==== WORKING DATA ====

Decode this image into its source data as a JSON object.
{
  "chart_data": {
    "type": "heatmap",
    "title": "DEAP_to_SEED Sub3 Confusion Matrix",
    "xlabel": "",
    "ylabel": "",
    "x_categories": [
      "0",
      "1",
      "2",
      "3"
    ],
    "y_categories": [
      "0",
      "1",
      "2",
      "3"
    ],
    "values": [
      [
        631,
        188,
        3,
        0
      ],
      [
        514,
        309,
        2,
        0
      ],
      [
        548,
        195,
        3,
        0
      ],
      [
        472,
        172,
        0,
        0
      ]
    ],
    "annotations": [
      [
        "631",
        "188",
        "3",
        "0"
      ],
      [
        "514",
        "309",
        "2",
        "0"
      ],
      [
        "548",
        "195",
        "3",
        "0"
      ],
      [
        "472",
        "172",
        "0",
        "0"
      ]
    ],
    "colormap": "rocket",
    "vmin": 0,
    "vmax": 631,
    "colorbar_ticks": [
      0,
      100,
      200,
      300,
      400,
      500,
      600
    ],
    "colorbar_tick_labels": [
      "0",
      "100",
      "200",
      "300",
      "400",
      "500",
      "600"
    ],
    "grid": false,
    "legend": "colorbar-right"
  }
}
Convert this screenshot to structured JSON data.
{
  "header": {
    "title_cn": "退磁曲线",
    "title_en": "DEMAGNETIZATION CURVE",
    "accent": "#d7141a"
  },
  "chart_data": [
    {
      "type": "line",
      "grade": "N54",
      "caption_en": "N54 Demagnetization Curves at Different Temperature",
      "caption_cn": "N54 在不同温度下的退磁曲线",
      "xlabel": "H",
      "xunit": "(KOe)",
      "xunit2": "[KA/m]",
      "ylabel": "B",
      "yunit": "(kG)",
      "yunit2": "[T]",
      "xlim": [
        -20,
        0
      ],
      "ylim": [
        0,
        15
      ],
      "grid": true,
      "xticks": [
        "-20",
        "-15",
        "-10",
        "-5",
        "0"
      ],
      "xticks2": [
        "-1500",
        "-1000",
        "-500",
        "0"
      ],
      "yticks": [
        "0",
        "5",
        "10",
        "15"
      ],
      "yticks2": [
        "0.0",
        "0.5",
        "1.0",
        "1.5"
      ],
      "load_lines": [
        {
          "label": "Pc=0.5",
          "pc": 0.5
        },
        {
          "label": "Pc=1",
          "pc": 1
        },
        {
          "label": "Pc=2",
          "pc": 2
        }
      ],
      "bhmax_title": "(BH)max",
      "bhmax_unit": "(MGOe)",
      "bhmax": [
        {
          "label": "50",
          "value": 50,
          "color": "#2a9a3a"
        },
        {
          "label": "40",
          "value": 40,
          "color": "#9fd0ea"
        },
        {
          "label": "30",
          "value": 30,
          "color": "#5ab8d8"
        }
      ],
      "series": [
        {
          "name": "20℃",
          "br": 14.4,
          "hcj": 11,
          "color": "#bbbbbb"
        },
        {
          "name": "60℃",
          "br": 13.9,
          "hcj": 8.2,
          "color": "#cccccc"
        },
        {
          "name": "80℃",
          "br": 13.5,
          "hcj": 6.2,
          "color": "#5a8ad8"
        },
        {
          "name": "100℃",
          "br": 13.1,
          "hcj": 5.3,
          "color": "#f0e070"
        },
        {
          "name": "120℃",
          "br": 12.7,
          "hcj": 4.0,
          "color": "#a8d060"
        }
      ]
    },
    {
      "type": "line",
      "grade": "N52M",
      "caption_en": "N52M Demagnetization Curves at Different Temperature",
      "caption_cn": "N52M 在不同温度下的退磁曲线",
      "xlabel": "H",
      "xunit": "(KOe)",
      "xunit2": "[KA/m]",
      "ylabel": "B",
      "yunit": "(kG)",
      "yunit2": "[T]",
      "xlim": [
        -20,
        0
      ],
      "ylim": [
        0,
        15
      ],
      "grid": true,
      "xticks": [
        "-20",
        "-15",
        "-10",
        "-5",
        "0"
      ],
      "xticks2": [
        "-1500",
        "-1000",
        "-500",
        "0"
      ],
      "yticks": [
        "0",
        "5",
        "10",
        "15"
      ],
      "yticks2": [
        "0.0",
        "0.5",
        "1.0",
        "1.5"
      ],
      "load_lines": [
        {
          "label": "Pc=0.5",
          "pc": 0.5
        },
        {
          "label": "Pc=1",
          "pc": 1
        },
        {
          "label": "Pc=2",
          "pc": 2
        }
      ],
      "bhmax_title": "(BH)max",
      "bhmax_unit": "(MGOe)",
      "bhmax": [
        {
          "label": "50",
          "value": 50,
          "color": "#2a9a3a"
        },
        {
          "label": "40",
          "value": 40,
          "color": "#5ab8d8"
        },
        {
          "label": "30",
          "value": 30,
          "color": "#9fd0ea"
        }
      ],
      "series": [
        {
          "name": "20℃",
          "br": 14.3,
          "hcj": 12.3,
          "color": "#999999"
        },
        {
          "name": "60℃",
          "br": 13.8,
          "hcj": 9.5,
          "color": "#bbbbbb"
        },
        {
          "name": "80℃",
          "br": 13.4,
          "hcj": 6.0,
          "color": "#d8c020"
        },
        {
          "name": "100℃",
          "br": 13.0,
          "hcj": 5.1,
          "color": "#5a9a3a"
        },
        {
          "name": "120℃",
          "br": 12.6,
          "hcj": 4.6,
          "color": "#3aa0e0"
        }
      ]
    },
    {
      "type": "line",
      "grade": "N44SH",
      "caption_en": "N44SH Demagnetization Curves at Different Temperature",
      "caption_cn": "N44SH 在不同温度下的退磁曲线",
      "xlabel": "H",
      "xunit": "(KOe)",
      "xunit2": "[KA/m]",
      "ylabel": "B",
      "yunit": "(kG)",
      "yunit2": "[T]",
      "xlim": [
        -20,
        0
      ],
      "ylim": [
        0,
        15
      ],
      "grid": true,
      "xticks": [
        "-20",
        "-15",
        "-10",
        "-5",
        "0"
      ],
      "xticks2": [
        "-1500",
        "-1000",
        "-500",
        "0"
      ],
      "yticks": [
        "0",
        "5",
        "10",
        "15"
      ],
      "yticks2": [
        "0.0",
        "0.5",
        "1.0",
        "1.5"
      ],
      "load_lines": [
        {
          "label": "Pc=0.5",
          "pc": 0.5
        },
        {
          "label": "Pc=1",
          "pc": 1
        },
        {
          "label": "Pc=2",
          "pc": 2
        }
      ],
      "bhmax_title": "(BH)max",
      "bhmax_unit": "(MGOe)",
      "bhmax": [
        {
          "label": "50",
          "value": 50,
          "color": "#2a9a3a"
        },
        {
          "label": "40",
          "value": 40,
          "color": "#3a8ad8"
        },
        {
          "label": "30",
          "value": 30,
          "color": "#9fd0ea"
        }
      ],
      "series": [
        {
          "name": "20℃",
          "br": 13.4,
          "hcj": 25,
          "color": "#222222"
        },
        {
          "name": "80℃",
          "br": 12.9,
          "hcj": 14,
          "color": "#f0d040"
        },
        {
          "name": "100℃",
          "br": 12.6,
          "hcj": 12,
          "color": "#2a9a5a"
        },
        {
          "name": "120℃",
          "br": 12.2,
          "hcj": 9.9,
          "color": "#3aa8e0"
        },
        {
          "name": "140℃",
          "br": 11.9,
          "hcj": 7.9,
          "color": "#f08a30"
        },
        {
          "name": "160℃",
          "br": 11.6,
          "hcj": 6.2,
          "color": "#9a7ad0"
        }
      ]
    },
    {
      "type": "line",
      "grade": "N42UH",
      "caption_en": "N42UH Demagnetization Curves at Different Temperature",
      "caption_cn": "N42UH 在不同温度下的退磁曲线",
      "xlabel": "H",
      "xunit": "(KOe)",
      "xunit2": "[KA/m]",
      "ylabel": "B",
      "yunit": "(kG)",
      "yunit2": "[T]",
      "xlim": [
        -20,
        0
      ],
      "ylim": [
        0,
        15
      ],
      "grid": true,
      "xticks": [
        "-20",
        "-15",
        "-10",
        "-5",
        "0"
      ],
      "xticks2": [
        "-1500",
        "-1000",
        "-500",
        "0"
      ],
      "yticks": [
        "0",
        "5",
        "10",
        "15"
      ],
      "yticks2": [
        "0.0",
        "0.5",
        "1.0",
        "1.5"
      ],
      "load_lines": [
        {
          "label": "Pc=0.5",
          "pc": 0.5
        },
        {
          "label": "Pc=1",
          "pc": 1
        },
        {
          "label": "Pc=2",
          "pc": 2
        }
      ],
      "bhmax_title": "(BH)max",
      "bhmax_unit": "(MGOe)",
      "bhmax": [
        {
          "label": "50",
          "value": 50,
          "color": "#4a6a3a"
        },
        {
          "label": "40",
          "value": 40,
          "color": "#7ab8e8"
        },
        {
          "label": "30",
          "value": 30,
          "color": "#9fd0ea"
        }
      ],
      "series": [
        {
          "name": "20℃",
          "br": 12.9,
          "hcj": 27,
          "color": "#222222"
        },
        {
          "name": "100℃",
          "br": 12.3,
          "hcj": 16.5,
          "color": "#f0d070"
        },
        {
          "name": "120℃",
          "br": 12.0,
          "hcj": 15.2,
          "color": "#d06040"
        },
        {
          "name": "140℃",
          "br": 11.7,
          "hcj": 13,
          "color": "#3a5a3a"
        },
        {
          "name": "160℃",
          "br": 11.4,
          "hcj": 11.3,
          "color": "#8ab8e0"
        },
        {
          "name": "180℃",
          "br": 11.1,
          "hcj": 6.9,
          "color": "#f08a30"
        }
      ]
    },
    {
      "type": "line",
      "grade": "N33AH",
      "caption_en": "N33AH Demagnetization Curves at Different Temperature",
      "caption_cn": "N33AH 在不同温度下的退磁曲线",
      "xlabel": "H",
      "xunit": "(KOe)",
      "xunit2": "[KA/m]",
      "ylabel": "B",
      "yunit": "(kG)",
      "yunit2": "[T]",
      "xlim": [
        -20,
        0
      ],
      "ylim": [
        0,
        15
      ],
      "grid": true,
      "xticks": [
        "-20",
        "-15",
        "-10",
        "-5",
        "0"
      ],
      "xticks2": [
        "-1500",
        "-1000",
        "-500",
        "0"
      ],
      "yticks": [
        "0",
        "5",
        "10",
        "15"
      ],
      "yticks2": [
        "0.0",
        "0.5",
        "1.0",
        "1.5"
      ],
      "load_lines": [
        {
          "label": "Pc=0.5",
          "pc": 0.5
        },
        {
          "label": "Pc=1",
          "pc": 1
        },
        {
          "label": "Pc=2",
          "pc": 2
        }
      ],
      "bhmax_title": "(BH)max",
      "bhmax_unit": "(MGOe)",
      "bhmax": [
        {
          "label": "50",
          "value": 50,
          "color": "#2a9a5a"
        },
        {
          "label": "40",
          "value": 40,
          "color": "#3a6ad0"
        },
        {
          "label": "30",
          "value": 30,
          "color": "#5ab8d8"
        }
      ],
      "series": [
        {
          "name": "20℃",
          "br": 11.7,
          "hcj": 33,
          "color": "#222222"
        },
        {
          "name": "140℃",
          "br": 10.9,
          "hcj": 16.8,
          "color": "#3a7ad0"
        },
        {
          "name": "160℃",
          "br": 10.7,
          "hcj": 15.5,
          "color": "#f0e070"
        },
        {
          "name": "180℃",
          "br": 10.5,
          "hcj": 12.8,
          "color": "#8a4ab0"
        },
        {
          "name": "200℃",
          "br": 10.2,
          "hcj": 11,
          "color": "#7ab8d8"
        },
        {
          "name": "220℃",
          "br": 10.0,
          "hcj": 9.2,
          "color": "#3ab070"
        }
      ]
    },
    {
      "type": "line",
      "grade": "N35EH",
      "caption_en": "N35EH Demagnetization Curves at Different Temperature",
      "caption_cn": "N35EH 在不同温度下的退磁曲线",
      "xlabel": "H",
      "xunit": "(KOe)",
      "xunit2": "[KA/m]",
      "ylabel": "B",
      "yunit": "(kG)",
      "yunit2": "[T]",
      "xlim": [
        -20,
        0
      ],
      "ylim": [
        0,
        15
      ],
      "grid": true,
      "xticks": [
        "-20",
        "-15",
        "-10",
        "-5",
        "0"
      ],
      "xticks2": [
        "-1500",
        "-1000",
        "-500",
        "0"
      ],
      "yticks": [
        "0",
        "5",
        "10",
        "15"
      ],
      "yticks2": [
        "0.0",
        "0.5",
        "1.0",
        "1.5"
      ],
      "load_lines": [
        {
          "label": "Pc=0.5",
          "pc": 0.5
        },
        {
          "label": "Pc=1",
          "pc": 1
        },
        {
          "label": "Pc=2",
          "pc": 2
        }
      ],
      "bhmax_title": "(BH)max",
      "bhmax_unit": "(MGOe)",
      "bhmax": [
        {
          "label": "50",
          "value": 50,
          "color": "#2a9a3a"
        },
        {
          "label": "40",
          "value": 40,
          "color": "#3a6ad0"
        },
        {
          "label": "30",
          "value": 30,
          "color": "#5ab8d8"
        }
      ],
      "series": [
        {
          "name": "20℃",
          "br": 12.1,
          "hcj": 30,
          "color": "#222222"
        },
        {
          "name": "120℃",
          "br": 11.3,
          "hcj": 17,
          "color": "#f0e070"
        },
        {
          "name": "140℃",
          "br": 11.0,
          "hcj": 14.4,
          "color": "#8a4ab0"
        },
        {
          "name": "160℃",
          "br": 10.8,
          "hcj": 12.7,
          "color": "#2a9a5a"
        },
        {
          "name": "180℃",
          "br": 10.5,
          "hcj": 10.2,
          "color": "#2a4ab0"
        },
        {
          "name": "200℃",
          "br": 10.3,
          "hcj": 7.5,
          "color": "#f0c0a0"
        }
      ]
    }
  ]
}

====

> _GOAL OF THE EXERCISE_
Which lines hold the word "JSON"? Show each one.

> _COMPLETED TASK_
Decode this image into its source data as a JSON object.
Convert this screenshot to structured JSON data.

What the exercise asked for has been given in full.